━━ TEXTE FOURNI

La justice du Quai

Bernard-Louis Laporan produit un article où il analyse le rôle du Quai d’Orsay sur l’affaire Marongiu.  Une politique à géométrie variable selon le lieu et les interlocuteurs.

 

Honni soit ceux qui osent dénigrer les services diplomatiques !

 Il est limpide que les affaires étrangères françaises ne sont pas des autorités judicaires, ni en France ni au Qatar, et qu’elles n’ont pas compétences à traiter ni affaires juridiques ni  judiciaires. Il semble en être de même pour « le conseiller juridique » (anciennement son avocat-conseil) de l’ambassade de France au Qatar. Qui se ressemble…

Madame le Ministre Helen Conway-Mouret le 19 novembre 2013 : « Les campagnes de dénigrement dont font l’objet nos services diplomatiques et consulaires au Qatar sont injustes et infondées. Je veux exprimer une nouvelle fois la confiance du Gouvernement envers ce personnel qui se dévoue au sein de nos services à l’étranger, pour protéger et défendre nos compatriotes lesquels sont tenus, faut-il le préciser, de respecter la législation en vigueur dans les pays dans lesquels ils résident. » 

Mais tout de même, si nos autorités diplomatiques ne sont pas ni des avocats ni des juges, il semble qu’elles aiment à compenser ce manque en jouant les justiciers,  comme on peut le lire dans les points de presse ci-dessous :

Point de presse du quai d’Orsay du 20 janvier 2014 : 4. Indonésie – Libération de M. Michaël Blanc.

Q – Quel est aujourd’hui le plus ancien détenu français à l’étranger, dans quel pays et pour quelles raisons est-il prisonnier ? Merci aussi de nous préciser le nombre aujourd’hui de Français détenus dans des prisons dans le monde, est-ce toujours 2.000 ?

━━━━

= CONSIGNE =
Recopiez intégralement et sans aucune modification le texte fourni ci-dessus, consacré au Quai d'Orsay et à l'affaire Marongiu.

━━ LISTE DU MATÉRIEL

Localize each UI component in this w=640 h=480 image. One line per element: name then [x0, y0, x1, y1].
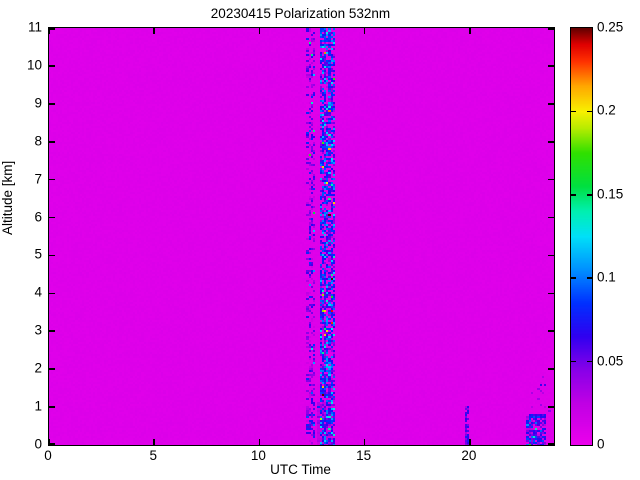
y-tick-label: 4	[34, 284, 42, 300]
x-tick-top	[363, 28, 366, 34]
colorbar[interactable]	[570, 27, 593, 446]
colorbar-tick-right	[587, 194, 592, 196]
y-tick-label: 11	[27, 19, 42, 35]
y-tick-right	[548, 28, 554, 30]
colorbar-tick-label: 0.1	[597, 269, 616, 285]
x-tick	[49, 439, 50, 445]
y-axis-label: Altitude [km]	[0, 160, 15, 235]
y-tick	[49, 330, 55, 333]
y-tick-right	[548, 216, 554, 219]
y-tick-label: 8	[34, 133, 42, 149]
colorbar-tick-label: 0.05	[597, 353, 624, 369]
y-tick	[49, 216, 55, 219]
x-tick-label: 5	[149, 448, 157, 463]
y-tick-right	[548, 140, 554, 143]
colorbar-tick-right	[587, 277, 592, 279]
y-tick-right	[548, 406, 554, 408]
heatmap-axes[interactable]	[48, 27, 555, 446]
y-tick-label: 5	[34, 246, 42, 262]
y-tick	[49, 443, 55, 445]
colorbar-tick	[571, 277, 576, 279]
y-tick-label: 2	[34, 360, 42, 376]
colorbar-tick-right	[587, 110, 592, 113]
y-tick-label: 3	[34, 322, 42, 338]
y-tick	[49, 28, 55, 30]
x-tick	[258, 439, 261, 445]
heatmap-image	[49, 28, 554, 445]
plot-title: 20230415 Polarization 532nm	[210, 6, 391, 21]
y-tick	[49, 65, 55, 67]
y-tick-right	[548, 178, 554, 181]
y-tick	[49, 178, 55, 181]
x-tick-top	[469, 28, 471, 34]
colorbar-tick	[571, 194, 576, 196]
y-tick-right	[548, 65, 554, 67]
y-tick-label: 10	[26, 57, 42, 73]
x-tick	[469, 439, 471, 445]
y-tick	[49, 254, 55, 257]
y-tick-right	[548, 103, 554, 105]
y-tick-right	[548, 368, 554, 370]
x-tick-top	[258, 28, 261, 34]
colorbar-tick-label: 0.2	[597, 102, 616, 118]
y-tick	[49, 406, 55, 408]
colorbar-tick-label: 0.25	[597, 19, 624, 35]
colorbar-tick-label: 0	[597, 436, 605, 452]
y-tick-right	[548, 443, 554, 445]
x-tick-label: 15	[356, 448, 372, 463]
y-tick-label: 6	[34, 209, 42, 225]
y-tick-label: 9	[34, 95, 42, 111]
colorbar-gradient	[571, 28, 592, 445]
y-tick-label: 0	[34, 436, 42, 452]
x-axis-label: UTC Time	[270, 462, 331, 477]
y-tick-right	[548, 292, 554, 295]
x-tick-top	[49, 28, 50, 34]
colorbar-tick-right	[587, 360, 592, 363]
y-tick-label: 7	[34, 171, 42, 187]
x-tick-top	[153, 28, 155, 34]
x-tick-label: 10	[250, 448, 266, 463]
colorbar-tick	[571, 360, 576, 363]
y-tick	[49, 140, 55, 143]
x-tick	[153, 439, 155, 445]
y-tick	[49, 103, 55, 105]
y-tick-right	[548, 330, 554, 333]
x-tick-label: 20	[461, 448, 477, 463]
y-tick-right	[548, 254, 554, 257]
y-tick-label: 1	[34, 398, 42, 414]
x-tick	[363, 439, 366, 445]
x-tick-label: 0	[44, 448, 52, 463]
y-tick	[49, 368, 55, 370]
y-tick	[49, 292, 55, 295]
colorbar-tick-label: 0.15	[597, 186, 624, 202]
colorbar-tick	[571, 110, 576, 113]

━━━━

= RÉSULTAT FINAL =
La justice du Quai

Bernard-Louis Laporan produit un article où il analyse le rôle du Quai d’Orsay sur l’affaire Marongiu.  Une politique à géométrie variable selon le lieu et les interlocuteurs.

 

Honni soit ceux qui osent dénigrer les services diplomatiques !

 Il est limpide que les affaires étrangères françaises ne sont pas des autorités judicaires, ni en France ni au Qatar, et qu’elles n’ont pas compétences à traiter ni affaires juridiques ni  judiciaires. Il semble en être de même pour « le conseiller juridique » (anciennement son avocat-conseil) de l’ambassade de France au Qatar. Qui se ressemble…

Madame le Ministre Helen Conway-Mouret le 19 novembre 2013 : « Les campagnes de dénigrement dont font l’objet nos services diplomatiques et consulaires au Qatar sont injustes et infondées. Je veux exprimer une nouvelle fois la confiance du Gouvernement envers ce personnel qui se dévoue au sein de nos services à l’étranger, pour protéger et défendre nos compatriotes lesquels sont tenus, faut-il le préciser, de respecter la législation en vigueur dans les pays dans lesquels ils résident. » 

Mais tout de même, si nos autorités diplomatiques ne sont pas ni des avocats ni des juges, il semble qu’elles aiment à compenser ce manque en jouant les justiciers,  comme on peut le lire dans les points de presse ci-dessous :

Point de presse du quai d’Orsay du 20 janvier 2014 : 4. Indonésie – Libération de M. Michaël Blanc.

Q – Quel est aujourd’hui le plus ancien détenu français à l’étranger, dans quel pays et pour quelles raisons est-il prisonnier ? Merci aussi de nous préciser le nombre aujourd’hui de Français détenus dans des prisons dans le monde, est-ce toujours 2.000 ?